§ DIRECTIONS FOR THIS TASK:
Continue the essay on caching and consistency in NoSQL storage systems, resuming immediately after its final sentence.

(SUPPLIED TEXT)

Cache And Consistency In Nosql Storage Systems Computer Science Essay

Published: Last Edited:

This essay has been submitted by a student. This is not an example of the work written by our professional essay writers.

Recently a new type of database - NoSQL - has got significant amount of attention from big internet companies. The so called Non-relational databases have become very popular. They provide high availability and scalability for both read and writes. In these NoSQL databases caching and consistency are the two main concerns. This article will provide information about Cluster layer caching and data consistency using Plaxo. This article explains how node split technique in conjunction with consistent hashing can be used to reduce server load by partitioning client requests. It also explains how Plaxo works.


With the increasing amount of data in this Web 2.0 time, relational databases face significant challenges of scalability and reliability. Big companies like Google, Amazon, LinkedIn and Twitter tried to solve this problem of how to efficiently store and retrieve ever growing data. The notion of NoSQL databases has been around since many years. But it became popular after Amazon published a paper on "Amazon Dynamo" which is its implementation of key-value storage. Google's file bases Big Table is also very popular and an example of successful implementation of NoSQL database. Relational databases have specific use cases which mostly have structured data. But what about data which is unstructured? Relational databases face challenges here.

To solve the problems related to network efficiency caching is used. It saves a significant amount of bandwidth. Many caching solutions like IBM's solid DB, Hibernate L2 cache (EhCache). These caching mechanisms solve the network bandwidth problem but pose another problem in concurrent access systems. They don't work as expected in such systems. Voldemort is a very popular NoSQL database which is a distributed key-value storage system, fault tolerant and provides tremendous amount of scaling by sacrificing "querying " notion and convenience of SQL (or inconvenience?). Cassandra is another NoSQL database which stores data in the form of Columns and Column-Families. There also some Document storage and graph based storage databases.

In traditional scenario in relational database, there is a set of N servers which handle the traffic. Scalability wise they are not so good and if any server crashes the system faces serious issues in access of data. Memcached is a distributed memory object caching system which is used to reduce server load [1].

This paper is structured in two sections. First section explains the distributed caching system used by Memcached (which is also used in various other NoSQL storages). Memcached uses a distributed ms-mc (ms-server, mc-client) model. Next section introduces a data consistency mechanism, Paxos which is used in Google Chubby which is used Google Big Table. The section explains how the consistency algorithm Paxos works.

Cluster Layer Cache

Modern applications which are highly scalable and available use in memory distributed cache. Traditionally data is replicated over multiple servers to provide high availability but this approach requires low latency consistency protocols to propagate data amongst the different servers. Memcached has two core components:

ms - server

mc - client

When a Memcached query is fired the client first calculates the hash of the given key to determine the location of key-value in the ms. After the location is confirmed mc sends a request to the ms for the value and then ms finds the corresponding value and returns it to the client. Due to the absence of any communication protocol there is a minimal impact on network because of the interaction done by Memcached ms and mc. The figure below shows the view of the Memcached ms and mc system.

(End SUPPLIED TEXT)
(INFORMATION GIVEN)

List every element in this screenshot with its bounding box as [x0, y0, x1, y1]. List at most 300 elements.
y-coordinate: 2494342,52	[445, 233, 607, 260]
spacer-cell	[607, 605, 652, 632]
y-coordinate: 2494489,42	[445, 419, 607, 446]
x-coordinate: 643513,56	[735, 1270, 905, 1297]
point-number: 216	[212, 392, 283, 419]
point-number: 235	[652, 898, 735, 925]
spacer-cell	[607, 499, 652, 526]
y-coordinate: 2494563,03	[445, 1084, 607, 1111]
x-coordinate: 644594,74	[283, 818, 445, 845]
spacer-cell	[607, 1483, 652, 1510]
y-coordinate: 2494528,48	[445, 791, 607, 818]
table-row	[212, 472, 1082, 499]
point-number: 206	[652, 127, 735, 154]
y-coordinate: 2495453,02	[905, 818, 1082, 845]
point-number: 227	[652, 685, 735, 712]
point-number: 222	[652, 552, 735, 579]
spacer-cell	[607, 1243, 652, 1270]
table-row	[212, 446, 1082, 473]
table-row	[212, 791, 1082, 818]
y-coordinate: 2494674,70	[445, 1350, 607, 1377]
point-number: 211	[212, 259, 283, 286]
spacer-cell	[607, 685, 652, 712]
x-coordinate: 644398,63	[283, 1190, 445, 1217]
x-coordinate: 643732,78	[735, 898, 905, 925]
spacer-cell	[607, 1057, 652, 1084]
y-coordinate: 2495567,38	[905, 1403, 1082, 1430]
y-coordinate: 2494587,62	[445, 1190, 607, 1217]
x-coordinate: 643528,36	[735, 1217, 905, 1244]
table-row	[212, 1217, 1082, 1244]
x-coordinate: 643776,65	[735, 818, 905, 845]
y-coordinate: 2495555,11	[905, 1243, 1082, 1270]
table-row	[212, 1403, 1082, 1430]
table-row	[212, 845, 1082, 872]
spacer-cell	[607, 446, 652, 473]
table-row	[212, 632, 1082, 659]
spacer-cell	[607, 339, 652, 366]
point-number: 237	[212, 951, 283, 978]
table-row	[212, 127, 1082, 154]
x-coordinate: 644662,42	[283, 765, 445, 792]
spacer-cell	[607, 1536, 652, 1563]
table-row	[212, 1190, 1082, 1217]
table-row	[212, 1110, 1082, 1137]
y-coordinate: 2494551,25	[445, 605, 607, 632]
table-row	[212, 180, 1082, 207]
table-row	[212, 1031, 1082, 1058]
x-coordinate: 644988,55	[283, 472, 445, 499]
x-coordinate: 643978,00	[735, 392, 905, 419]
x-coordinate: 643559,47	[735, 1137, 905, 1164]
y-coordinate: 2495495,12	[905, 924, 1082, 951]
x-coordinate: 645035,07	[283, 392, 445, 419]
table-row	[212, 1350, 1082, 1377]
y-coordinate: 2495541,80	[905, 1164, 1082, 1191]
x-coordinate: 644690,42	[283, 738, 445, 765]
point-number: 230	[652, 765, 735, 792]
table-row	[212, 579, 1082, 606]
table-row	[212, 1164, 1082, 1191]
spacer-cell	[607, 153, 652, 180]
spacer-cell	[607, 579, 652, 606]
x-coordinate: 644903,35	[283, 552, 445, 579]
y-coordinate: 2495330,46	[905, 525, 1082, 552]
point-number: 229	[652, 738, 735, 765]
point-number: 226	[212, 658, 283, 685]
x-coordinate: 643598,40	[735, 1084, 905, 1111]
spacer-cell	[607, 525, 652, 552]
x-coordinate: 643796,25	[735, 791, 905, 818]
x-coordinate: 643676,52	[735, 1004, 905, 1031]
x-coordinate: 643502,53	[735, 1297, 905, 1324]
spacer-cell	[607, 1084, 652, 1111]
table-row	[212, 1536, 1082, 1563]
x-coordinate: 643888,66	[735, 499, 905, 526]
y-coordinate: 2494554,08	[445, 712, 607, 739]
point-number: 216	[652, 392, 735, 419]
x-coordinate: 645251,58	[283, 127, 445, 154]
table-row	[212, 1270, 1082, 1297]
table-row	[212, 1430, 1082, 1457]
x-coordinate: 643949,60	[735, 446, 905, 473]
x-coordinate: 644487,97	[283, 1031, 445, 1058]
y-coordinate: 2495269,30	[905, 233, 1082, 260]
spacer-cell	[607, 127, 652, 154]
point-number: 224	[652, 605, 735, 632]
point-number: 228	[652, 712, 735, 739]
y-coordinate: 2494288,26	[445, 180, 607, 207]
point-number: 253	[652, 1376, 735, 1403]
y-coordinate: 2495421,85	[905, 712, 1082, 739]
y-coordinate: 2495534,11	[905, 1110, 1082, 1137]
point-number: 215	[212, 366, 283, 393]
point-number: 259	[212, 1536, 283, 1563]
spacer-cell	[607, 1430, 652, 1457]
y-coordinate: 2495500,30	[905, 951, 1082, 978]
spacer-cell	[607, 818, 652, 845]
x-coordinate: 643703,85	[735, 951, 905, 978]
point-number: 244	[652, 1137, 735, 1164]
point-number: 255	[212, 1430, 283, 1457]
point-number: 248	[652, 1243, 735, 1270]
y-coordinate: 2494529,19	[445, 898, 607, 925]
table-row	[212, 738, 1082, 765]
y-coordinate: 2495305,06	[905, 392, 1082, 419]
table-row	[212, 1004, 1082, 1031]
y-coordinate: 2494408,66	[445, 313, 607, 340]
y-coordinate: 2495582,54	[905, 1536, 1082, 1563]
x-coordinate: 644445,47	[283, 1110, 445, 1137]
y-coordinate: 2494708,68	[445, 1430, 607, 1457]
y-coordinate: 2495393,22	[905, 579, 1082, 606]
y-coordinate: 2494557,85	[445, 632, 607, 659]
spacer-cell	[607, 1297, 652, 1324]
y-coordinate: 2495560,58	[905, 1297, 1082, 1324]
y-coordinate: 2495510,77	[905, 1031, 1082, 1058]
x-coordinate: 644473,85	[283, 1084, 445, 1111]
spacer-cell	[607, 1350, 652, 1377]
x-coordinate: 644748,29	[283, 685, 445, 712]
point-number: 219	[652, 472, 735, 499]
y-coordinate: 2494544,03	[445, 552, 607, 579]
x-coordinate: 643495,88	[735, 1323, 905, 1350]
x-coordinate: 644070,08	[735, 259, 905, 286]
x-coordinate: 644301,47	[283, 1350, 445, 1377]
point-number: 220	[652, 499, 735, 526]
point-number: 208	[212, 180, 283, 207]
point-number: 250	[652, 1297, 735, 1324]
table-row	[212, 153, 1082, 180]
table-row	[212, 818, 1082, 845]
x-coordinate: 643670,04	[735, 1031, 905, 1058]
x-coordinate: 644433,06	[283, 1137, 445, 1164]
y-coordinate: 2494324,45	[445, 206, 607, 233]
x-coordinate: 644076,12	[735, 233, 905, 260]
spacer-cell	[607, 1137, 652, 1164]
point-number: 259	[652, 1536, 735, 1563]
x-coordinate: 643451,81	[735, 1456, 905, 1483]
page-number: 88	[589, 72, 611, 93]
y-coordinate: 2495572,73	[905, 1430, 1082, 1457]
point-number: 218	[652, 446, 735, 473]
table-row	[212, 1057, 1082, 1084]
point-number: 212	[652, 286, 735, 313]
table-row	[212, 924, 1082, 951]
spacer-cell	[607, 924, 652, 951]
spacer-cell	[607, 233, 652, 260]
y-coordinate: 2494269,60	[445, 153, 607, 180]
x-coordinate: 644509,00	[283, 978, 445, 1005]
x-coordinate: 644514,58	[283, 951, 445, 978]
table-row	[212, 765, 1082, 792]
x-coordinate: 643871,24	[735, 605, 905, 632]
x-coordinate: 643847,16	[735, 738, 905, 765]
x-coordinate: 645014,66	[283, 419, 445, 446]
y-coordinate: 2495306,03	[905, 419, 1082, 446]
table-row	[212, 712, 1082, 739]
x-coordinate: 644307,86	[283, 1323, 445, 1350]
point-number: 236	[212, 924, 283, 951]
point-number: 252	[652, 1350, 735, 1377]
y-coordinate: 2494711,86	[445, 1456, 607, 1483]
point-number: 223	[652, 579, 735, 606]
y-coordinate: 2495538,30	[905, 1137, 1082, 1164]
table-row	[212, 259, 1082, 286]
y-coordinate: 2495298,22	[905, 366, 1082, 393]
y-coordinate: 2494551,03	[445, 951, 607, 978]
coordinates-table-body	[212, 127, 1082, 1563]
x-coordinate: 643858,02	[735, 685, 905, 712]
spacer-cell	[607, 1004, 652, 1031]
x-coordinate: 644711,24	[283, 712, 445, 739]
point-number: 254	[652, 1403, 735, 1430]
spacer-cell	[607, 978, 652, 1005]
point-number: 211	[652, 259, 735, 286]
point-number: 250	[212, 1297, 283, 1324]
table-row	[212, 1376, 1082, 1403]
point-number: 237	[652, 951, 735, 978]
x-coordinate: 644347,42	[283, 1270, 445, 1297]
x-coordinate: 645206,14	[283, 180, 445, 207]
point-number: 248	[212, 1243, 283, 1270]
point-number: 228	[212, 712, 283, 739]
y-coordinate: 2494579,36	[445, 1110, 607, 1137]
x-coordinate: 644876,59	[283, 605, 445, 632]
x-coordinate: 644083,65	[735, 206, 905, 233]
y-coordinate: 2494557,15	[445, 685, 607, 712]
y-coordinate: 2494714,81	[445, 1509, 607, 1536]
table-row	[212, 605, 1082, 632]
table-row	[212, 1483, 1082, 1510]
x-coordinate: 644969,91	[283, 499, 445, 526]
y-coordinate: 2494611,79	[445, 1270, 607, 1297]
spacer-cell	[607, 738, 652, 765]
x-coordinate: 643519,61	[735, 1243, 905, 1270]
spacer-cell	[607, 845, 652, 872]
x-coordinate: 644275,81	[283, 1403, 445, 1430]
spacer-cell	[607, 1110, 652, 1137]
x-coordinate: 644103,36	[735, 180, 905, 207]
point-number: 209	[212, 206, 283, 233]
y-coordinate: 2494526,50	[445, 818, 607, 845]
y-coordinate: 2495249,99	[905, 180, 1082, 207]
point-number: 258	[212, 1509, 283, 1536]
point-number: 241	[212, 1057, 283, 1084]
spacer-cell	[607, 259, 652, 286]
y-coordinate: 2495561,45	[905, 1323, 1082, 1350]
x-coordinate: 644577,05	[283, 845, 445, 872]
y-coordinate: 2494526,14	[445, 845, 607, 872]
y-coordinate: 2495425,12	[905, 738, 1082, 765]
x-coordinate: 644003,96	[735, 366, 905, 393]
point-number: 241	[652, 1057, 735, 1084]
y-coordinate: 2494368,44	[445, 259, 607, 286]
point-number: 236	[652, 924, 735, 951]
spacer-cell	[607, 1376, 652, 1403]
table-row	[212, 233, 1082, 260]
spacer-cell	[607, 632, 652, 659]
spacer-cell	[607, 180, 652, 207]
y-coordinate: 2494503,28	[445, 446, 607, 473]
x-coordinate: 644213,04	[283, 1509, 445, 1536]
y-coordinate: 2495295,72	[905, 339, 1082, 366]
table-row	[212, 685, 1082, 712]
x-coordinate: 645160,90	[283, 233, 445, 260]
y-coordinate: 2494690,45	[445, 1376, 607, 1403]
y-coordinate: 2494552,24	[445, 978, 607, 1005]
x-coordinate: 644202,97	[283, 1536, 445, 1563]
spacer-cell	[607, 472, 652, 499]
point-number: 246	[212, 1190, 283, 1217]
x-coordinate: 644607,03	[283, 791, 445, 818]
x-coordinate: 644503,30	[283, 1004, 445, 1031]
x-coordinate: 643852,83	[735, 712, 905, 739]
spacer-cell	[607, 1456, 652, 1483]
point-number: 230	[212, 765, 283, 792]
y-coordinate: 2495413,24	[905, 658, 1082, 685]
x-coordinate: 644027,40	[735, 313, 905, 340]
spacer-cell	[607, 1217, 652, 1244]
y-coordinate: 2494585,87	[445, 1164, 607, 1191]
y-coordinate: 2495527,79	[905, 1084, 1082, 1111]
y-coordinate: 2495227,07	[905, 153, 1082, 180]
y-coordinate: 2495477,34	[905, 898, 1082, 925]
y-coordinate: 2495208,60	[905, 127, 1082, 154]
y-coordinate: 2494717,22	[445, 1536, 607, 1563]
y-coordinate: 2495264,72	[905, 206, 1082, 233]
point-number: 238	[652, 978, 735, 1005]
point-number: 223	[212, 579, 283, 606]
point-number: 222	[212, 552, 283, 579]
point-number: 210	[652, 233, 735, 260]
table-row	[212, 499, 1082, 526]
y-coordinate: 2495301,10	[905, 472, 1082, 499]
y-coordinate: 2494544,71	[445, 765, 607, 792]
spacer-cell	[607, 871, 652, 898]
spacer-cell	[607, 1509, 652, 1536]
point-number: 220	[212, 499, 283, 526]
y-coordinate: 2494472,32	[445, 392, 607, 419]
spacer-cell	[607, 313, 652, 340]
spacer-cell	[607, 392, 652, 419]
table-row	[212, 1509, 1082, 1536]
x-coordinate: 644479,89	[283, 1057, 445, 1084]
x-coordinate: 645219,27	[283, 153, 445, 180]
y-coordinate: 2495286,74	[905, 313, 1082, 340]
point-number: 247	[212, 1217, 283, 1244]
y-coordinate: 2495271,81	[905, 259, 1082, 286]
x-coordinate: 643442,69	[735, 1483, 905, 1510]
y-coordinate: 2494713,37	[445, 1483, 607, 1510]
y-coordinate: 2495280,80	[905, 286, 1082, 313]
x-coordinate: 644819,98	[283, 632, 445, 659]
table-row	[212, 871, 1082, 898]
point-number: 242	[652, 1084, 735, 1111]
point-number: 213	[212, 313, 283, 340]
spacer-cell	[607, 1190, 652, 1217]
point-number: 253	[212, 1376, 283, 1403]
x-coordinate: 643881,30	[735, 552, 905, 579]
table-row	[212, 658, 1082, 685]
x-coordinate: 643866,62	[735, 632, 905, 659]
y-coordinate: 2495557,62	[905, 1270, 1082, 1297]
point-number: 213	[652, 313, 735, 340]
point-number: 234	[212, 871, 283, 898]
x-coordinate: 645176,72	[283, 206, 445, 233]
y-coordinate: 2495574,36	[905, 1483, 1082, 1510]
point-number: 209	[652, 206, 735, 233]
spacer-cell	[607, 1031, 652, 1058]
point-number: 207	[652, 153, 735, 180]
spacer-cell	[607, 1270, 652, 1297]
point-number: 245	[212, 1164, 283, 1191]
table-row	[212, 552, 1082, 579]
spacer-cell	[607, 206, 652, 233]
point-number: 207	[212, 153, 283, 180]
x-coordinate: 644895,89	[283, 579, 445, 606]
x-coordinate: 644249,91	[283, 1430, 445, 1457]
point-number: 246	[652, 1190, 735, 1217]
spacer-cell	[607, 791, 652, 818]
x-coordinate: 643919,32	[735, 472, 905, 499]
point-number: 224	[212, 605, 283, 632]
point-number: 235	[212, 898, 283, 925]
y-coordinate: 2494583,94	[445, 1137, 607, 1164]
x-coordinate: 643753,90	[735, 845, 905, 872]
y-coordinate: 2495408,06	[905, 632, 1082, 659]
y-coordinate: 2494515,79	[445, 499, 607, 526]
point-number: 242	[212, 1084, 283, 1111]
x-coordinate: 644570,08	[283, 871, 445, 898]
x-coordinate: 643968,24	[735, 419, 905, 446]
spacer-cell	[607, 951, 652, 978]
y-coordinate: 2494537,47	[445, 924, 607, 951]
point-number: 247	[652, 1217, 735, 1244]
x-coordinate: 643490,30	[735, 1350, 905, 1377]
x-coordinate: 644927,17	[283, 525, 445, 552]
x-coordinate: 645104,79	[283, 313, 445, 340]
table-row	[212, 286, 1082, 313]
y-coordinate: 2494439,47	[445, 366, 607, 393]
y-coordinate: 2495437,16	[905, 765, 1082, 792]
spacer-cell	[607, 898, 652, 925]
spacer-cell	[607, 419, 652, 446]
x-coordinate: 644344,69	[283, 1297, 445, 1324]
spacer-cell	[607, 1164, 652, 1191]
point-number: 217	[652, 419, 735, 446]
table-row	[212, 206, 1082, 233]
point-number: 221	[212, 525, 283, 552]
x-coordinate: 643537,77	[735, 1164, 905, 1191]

(End INFORMATION GIVEN)

§ EXERCISE ANSWER:
Figure 1 Structure of Memcached Distributed system

The ms can be divided into several virtual nodes. Each ms can be considered as a Physical Node (PN) which can have variable number of Virtual Nodes (VN). The structure is shown below.

Figure 2 MS structure

By using distributed cache the query efficiency increases to a great extent. When the client mc wants a value it asks the a proxy server which in turn will check whether the content mc is asking is in the ms. If content is not found then the query is turned to the next proxy server for processing. Some NoSQL storage systems use DHT - Distributed Hash Table scheme which enables proxy servers to directly deal with the query. In this case after a broadcasting system broadcasts the query to all nodes on DHT, each node searches for the queried content locally and returns the result in parallel.


When thinking of consistency, it's a tradeoff between availability and consistency. NoSQL storage systems tend to sacrifice consistency a bit for high availability for writes. NoSQL storage systems are designed to be available 99.9% of times for write and read.

The data in NoSQL databases needs to be partitioned and replicated using a good consistent key hashing algorithm [2]. Let's look at one of the consistent hashing algorithm. In this consistent hashing mechanism the range of the output of the hashing function is considered as a circular space - ring. That means the highest hash value is near the smallest hash value. Each node which is included in the system is assigned a random hash value which decides it position in the ring structure. A hash is calculated for the key associated with every data item that is to be stored. Its position in the ring is determined by the hash value by walking through the ring clockwise and finding the first node with the hash value larger than the assigned hash value. [3]

To have minimal load on the servers lets revisit the ms architecture we discussed above in caching. We can use n servers, each consisting of virtual nodes (VN). Each physical node (PN) will be connected in a ring and their corresponding virtual nodes connected to the ring through the network. On a user query the first node can be accessed from the ring. If it fails the next virtual node will be accessed. If all the virtual nodes fail, then virtual nodes from the next physical node will be accessed. As shown in figure, if hash value is located in a VN and if it fails then the value is access from VN b. If all the VN fail then VN of the next PN is accessed.

Figure 3 How hashing search works?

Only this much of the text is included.